-- START Items --

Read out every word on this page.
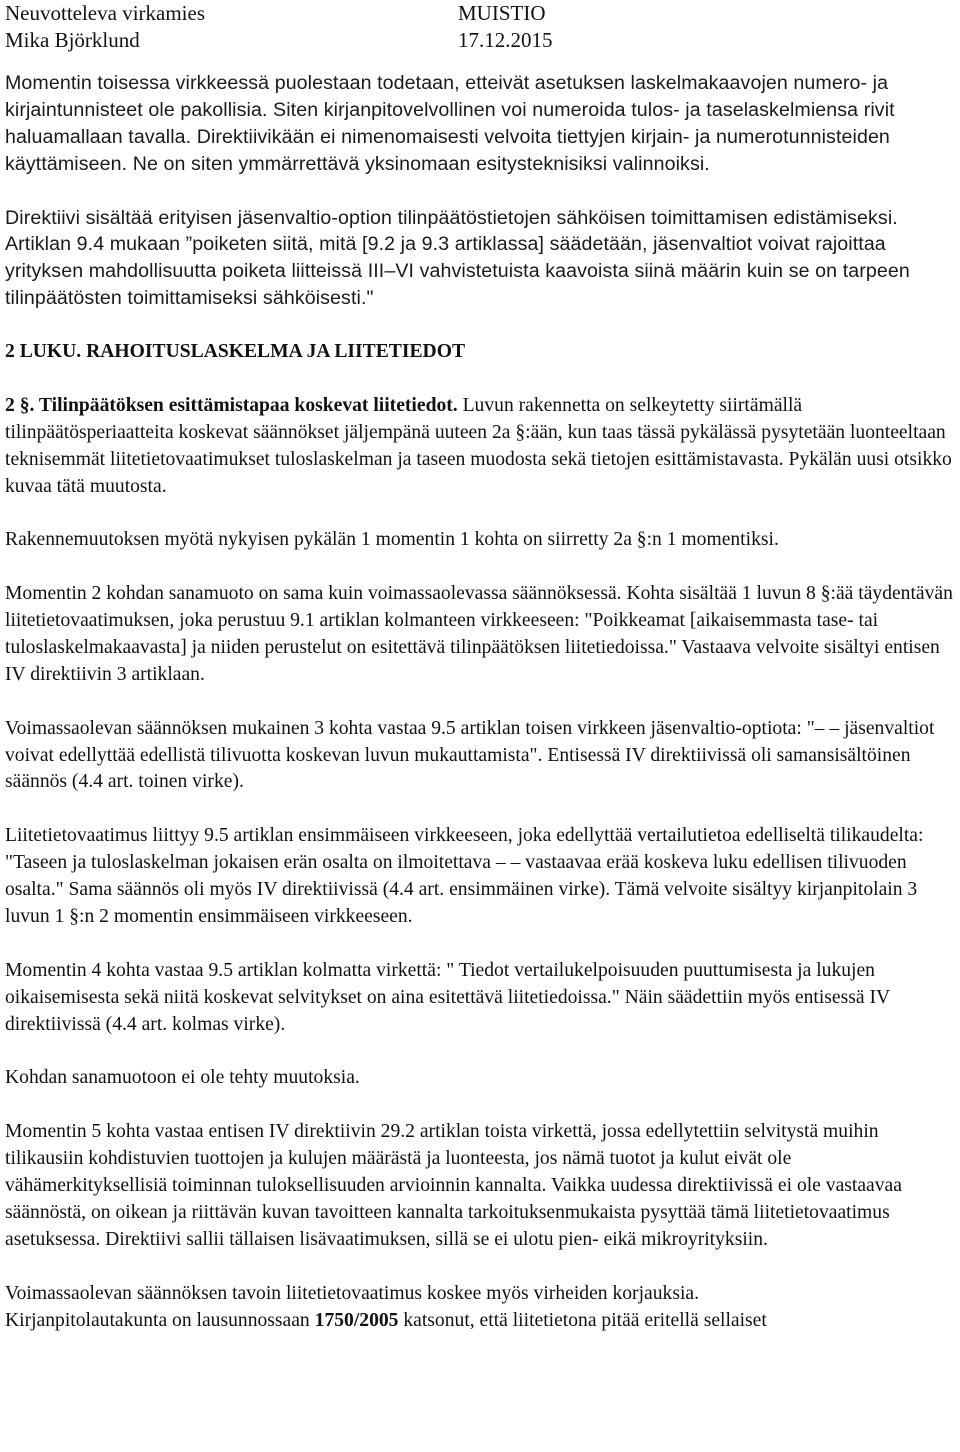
Neuvotteleva virkamies	MUISTIO
Mika Björklund	17.12.2015

Momentin toisessa virkkeessä puolestaan todetaan, etteivät asetuksen laskelmakaavojen numero- ja kirjaintunnisteet ole pakollisia. Siten kirjanpitovelvollinen voi numeroida tulos- ja taselaskelmiensa rivit haluamallaan tavalla. Direktiivikään ei nimenomaisesti velvoita tiettyjen kirjain- ja numerotunnisteiden käyttämiseen. Ne on siten ymmärrettävä yksinomaan esitysteknisiksi valinnoiksi.

Direktiivi sisältää erityisen jäsenvaltio-option tilinpäätöstietojen sähköisen toimittamisen edistämiseksi. Artiklan 9.4 mukaan ”poiketen siitä, mitä [9.2 ja 9.3 artiklassa] säädetään, jäsenvaltiot voivat rajoittaa yrityksen mahdollisuutta poiketa liitteissä III–VI vahvistetuista kaavoista siinä määrin kuin se on tarpeen tilinpäätösten toimittamiseksi sähköisesti."

2 LUKU. RAHOITUSLASKELMA JA LIITETIEDOT

2 §. Tilinpäätöksen esittämistapaa koskevat liitetiedot. Luvun rakennetta on selkeytetty siirtämällä tilinpäätösperiaatteita koskevat säännökset jäljempänä uuteen 2a §:ään, kun taas tässä pykälässä pysytetään luonteeltaan teknisemmät liitetietovaatimukset tuloslaskelman ja taseen muodosta sekä tietojen esittämistavasta. Pykälän uusi otsikko kuvaa tätä muutosta.

Rakennemuutoksen myötä nykyisen pykälän 1 momentin 1 kohta on siirretty 2a §:n 1 momentiksi.

Momentin 2 kohdan sanamuoto on sama kuin voimassaolevassa säännöksessä. Kohta sisältää 1 luvun 8 §:ää täydentävän liitetietovaatimuksen, joka perustuu 9.1 artiklan kolmanteen virkkeeseen: "Poikkeamat [aikaisemmasta tase- tai tuloslaskelmakaavasta] ja niiden perustelut on esitettävä tilinpäätöksen liitetiedoissa." Vastaava velvoite sisältyi entisen IV direktiivin 3 artiklaan.

Voimassaolevan säännöksen mukainen 3 kohta vastaa 9.5 artiklan toisen virkkeen jäsenvaltio-optiota: "– – jäsenvaltiot voivat edellyttää edellistä tilivuotta koskevan luvun mukauttamista". Entisessä IV direktiivissä oli samansisältöinen säännös (4.4 art. toinen virke).

Liitetietovaatimus liittyy 9.5 artiklan ensimmäiseen virkkeeseen, joka edellyttää vertailutietoa edelliseltä tilikaudelta: "Taseen ja tuloslaskelman jokaisen erän osalta on ilmoitettava – – vastaavaa erää koskeva luku edellisen tilivuoden osalta." Sama säännös oli myös IV direktiivissä (4.4 art. ensimmäinen virke). Tämä velvoite sisältyy kirjanpitolain 3 luvun 1 §:n 2 momentin ensimmäiseen virkkeeseen.

Momentin 4 kohta vastaa 9.5 artiklan kolmatta virkettä: " Tiedot vertailukelpoisuuden puuttumisesta ja lukujen oikaisemisesta sekä niitä koskevat selvitykset on aina esitettävä liitetiedoissa." Näin säädettiin myös entisessä IV direktiivissä (4.4 art. kolmas virke).

Kohdan sanamuotoon ei ole tehty muutoksia.

Momentin 5 kohta vastaa entisen IV direktiivin 29.2 artiklan toista virkettä, jossa edellytettiin selvitystä muihin tilikausiin kohdistuvien tuottojen ja kulujen määrästä ja luonteesta, jos nämä tuotot ja kulut eivät ole vähämerkityksellisiä toiminnan tuloksellisuuden arvioinnin kannalta. Vaikka uudessa direktiivissä ei ole vastaavaa säännöstä, on oikean ja riittävän kuvan tavoitteen kannalta tarkoituksenmukaista pysyttää tämä liitetietovaatimus asetuksessa. Direktiivi sallii tällaisen lisävaatimuksen, sillä se ei ulotu pien- eikä mikroyrityksiin.

Voimassaolevan säännöksen tavoin liitetietovaatimus koskee myös virheiden korjauksia.
Kirjanpitolautakunta on lausunnossaan 1750/2005 katsonut, että liitetietona pitää eritellä sellaiset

-- END Items --

-- Objective --
From the data above, work out how many lines hold "kuin". Answer with the number alone.

-- Response for this exercise --
2